**Input for this task**
* START *

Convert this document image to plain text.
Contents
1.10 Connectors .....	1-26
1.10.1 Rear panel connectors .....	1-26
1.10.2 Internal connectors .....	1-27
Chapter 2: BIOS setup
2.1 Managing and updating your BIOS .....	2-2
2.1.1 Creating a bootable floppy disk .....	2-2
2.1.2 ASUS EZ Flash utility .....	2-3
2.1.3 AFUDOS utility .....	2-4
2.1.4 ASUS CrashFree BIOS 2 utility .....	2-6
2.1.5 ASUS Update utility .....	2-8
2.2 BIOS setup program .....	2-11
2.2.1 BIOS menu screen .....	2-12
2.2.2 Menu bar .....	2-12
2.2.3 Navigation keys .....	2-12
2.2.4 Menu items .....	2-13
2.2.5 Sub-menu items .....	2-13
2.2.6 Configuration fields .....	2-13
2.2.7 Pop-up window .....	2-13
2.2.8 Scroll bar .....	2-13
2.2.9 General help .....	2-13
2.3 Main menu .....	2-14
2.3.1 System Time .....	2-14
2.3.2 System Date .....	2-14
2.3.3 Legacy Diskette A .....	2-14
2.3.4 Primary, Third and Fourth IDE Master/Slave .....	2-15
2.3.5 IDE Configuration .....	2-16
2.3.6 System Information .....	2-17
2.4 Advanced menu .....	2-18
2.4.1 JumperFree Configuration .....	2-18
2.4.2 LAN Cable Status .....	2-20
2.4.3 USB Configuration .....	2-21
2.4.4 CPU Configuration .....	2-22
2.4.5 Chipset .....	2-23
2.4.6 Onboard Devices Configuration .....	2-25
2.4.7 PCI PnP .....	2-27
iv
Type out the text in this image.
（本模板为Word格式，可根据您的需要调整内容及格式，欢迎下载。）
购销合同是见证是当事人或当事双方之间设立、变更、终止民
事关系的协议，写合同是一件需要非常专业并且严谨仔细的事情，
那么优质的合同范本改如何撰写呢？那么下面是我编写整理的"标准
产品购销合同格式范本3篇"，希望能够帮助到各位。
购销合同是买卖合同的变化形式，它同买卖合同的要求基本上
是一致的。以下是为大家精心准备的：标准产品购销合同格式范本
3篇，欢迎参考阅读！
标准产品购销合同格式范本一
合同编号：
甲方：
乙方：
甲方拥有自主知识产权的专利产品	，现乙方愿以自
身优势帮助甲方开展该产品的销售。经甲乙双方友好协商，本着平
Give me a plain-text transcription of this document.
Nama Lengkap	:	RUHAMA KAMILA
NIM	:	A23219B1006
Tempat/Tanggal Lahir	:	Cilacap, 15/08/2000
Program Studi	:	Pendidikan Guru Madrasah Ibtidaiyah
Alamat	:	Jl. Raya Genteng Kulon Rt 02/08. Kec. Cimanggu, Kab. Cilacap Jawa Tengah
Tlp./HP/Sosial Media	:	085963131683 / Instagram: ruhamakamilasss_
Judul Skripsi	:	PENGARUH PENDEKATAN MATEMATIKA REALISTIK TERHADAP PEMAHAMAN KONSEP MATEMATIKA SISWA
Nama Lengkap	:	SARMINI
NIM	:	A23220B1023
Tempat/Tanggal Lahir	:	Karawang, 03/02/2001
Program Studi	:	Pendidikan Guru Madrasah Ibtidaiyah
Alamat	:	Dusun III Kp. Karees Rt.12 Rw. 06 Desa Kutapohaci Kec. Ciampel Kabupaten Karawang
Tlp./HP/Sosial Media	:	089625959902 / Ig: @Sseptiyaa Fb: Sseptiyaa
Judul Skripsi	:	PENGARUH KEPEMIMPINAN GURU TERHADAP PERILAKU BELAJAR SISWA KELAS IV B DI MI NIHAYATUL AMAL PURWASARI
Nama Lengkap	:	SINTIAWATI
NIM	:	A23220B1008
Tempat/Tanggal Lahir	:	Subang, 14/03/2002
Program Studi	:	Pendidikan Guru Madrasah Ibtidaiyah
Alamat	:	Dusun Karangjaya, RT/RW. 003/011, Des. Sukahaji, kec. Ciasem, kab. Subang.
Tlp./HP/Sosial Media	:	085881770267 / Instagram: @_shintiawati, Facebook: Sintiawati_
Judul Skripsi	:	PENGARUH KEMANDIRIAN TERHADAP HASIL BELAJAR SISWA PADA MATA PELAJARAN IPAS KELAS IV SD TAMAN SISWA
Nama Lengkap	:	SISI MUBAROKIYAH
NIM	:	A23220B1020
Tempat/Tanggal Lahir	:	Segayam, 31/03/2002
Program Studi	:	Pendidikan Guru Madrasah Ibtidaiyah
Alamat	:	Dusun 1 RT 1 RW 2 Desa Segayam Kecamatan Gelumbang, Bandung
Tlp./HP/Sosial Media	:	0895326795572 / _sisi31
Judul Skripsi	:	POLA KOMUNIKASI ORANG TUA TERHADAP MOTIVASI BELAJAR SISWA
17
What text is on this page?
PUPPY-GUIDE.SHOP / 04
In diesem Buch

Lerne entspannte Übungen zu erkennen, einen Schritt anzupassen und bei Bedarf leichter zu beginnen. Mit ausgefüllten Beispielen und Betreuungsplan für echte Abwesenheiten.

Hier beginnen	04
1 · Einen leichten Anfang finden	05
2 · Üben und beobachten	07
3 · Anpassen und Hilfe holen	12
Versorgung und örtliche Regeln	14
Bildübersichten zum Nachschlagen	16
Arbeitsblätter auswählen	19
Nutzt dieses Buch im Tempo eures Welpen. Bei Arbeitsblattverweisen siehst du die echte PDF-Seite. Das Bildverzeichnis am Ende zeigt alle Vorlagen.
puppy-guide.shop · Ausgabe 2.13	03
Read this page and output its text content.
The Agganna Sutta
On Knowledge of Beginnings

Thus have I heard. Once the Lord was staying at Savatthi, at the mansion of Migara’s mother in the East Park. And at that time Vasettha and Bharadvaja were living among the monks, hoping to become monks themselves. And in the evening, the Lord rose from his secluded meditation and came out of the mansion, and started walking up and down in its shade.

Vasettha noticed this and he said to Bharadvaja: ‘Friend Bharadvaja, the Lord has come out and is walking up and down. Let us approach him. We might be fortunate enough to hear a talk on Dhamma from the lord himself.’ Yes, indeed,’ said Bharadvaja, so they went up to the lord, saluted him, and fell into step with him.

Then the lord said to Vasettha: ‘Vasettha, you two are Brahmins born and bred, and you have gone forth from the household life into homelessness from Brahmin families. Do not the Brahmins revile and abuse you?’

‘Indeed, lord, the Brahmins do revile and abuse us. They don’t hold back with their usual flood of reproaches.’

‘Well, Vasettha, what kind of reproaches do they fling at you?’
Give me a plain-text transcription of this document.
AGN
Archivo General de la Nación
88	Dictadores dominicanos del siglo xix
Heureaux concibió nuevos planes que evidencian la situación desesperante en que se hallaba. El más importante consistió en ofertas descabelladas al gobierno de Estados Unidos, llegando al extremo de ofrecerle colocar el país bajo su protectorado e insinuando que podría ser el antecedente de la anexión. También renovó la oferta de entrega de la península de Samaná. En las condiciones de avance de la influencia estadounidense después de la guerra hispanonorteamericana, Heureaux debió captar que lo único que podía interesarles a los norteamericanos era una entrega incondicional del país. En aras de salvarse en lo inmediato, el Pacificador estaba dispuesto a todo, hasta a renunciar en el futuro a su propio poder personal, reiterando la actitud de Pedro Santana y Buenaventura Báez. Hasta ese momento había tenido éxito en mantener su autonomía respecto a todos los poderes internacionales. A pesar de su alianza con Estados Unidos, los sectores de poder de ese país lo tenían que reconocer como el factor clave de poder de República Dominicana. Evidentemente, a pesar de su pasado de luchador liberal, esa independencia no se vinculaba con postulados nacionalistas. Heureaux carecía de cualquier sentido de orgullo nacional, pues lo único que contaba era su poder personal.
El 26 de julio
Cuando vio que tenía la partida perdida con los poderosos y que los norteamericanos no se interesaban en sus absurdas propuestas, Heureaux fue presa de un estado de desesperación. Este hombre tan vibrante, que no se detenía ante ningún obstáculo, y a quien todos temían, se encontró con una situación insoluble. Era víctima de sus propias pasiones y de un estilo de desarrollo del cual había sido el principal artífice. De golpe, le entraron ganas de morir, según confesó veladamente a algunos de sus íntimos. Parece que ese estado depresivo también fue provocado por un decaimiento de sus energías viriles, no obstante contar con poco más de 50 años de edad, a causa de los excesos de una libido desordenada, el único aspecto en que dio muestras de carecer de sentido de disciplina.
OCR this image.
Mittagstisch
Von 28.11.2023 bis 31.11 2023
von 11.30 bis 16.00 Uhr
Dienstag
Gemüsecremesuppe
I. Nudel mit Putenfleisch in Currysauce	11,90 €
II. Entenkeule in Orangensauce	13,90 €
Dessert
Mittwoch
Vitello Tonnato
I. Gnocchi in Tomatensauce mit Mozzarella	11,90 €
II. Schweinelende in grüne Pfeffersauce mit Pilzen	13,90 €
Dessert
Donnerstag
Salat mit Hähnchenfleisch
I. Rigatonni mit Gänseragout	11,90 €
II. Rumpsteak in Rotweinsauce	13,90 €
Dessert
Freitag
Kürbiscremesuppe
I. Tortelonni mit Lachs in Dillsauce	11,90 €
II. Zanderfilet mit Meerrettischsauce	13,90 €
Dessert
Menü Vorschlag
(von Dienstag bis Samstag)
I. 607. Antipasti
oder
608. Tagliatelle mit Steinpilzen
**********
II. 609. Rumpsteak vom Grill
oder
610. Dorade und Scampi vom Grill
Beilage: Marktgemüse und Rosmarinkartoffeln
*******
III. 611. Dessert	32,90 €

* END *

Scan the material and collect every line that contains "PENGARUH".

**Written answer**
Judul Skripsi	:	PENGARUH PENDEKATAN MATEMATIKA REALISTIK TERHADAP PEMAHAMAN KONSEP MATEMATIKA SISWA
Judul Skripsi	:	PENGARUH KEPEMIMPINAN GURU TERHADAP PERILAKU BELAJAR SISWA KELAS IV B DI MI NIHAYATUL AMAL PURWASARI
Judul Skripsi	:	PENGARUH KEMANDIRIAN TERHADAP HASIL BELAJAR SISWA PADA MATA PELAJARAN IPAS KELAS IV SD TAMAN SISWA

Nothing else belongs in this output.